DESCRIPTION OF THE TASK: Look through the listing for the word "size". Copy each line that has it.

Recorded data:
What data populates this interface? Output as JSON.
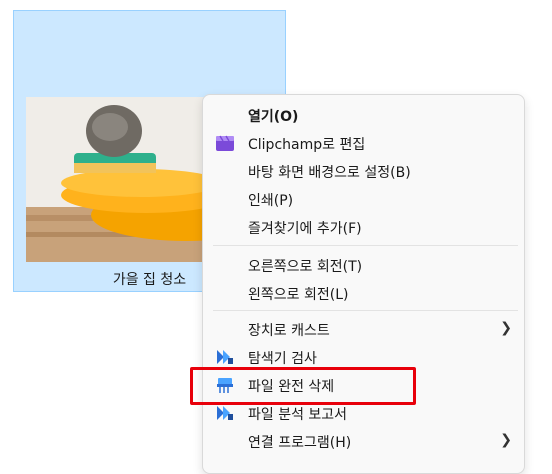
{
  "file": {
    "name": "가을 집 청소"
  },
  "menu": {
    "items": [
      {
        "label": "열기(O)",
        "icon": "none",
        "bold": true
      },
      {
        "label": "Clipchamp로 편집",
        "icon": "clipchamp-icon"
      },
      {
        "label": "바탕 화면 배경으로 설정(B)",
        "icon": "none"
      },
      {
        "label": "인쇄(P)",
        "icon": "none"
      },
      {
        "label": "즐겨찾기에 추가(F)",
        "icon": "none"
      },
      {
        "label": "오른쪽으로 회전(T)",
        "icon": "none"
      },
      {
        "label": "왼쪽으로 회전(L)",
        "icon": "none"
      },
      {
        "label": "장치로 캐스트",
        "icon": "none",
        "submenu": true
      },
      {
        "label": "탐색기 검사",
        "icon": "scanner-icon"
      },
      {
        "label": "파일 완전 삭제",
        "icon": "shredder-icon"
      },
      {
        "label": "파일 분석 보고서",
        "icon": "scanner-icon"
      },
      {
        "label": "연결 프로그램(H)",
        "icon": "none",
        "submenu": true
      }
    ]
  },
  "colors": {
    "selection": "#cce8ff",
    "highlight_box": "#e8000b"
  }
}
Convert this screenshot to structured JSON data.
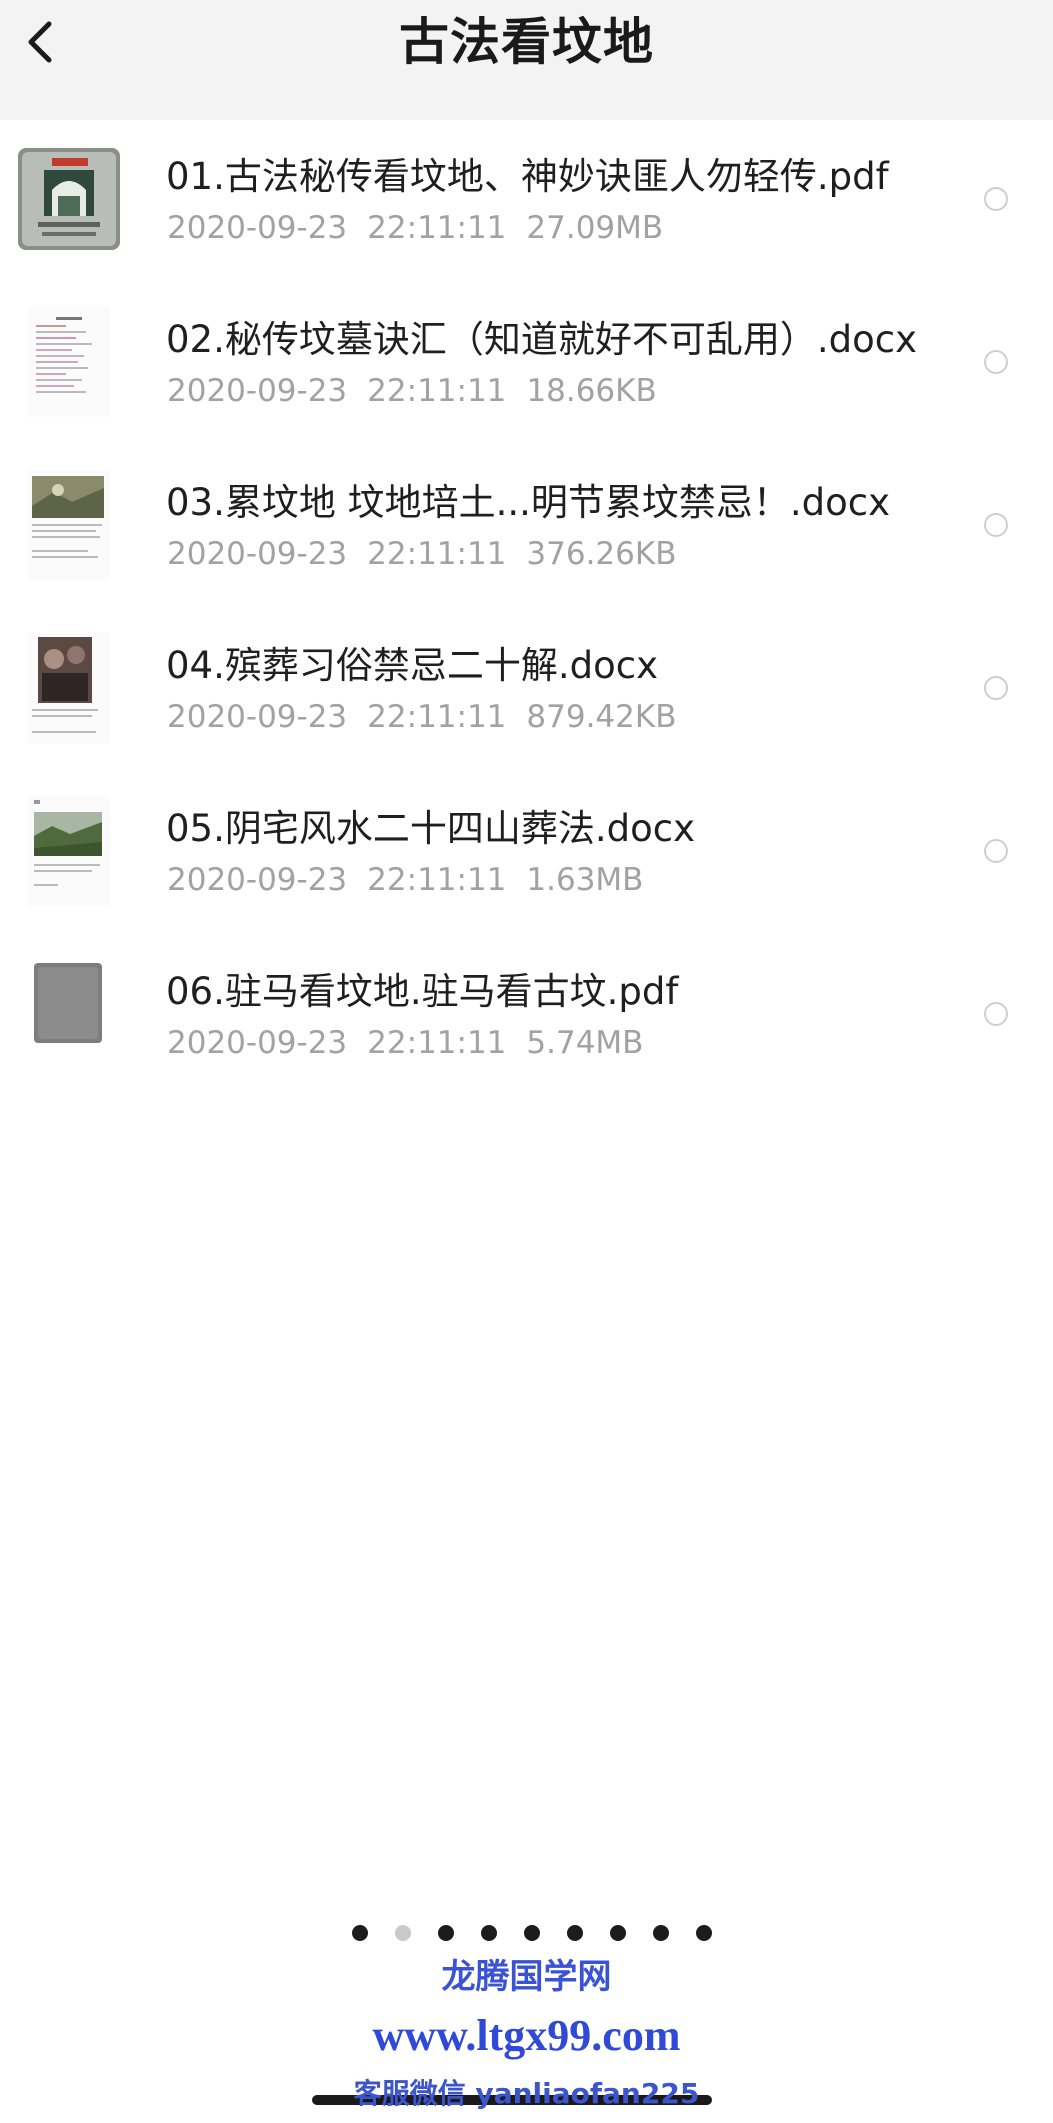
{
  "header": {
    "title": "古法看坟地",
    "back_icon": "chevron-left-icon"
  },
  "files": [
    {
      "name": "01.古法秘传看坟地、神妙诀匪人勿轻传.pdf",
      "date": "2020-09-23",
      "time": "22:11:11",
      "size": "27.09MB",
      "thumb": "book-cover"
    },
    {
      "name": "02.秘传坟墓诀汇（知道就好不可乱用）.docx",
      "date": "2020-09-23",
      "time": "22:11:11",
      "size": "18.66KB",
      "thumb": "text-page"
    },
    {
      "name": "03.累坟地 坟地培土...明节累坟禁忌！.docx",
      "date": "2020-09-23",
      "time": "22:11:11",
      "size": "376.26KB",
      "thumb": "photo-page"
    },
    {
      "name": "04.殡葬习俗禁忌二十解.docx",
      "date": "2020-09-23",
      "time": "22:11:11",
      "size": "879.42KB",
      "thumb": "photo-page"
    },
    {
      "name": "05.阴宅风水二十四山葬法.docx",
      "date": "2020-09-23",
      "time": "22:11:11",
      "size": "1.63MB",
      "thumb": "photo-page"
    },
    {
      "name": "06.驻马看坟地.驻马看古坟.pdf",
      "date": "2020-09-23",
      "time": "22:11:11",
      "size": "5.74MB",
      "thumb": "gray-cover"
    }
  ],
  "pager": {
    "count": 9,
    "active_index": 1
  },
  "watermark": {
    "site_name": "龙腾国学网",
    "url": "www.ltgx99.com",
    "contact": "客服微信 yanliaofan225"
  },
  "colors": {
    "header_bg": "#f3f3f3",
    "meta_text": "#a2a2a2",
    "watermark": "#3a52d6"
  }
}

--

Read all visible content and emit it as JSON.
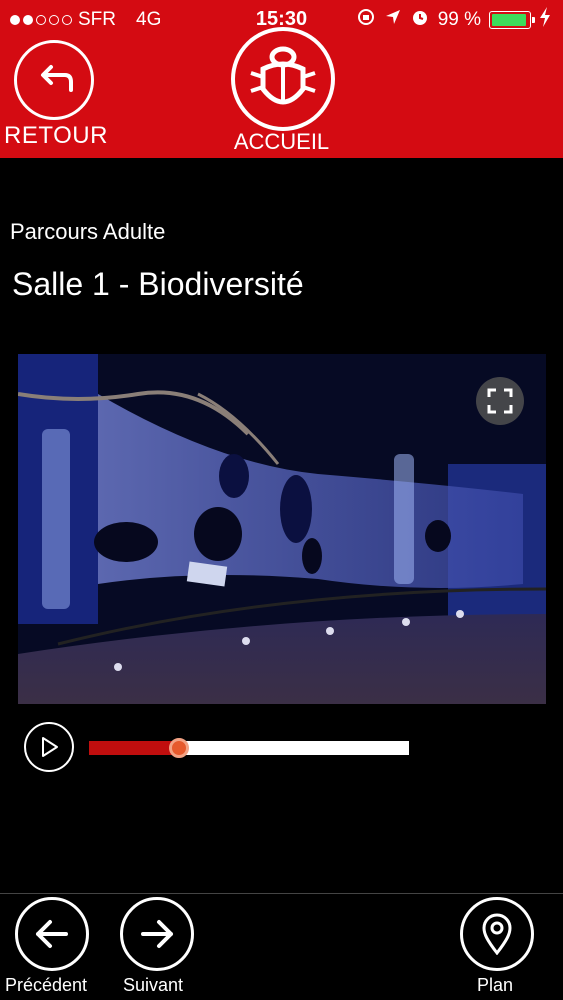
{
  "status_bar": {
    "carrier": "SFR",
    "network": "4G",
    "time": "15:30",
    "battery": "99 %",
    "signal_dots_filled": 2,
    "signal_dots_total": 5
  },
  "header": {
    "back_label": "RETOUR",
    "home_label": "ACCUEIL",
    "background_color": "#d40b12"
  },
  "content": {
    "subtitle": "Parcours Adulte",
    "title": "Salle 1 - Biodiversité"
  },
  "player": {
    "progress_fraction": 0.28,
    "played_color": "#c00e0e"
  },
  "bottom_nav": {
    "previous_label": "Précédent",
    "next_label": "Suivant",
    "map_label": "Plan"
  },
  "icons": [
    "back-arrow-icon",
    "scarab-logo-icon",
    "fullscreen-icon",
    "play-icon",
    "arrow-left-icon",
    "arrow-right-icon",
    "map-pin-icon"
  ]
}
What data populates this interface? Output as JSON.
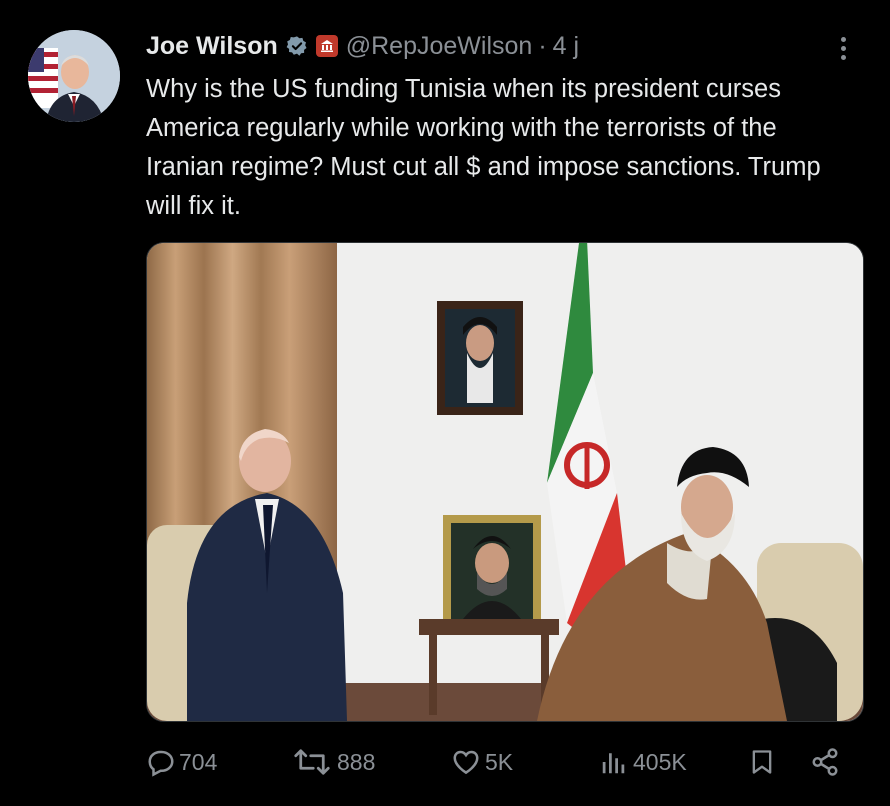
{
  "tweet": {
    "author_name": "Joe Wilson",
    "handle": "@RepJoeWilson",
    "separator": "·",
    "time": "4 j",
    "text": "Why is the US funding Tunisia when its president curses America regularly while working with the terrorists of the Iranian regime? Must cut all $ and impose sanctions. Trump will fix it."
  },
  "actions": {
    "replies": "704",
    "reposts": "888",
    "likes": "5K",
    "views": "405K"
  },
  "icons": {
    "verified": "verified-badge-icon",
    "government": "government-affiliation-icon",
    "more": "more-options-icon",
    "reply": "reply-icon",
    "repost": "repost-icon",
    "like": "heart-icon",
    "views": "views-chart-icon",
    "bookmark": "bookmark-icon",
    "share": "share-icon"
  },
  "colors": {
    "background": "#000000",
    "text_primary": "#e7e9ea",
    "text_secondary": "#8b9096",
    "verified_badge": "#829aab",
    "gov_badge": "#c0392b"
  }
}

SOLVED EXERCISE:
      "size": "27.09MB",
      "size": "18.66KB",
      "size": "376.26KB",
      "size": "879.42KB",
      "size": "1.63MB",
      "size": "5.74MB",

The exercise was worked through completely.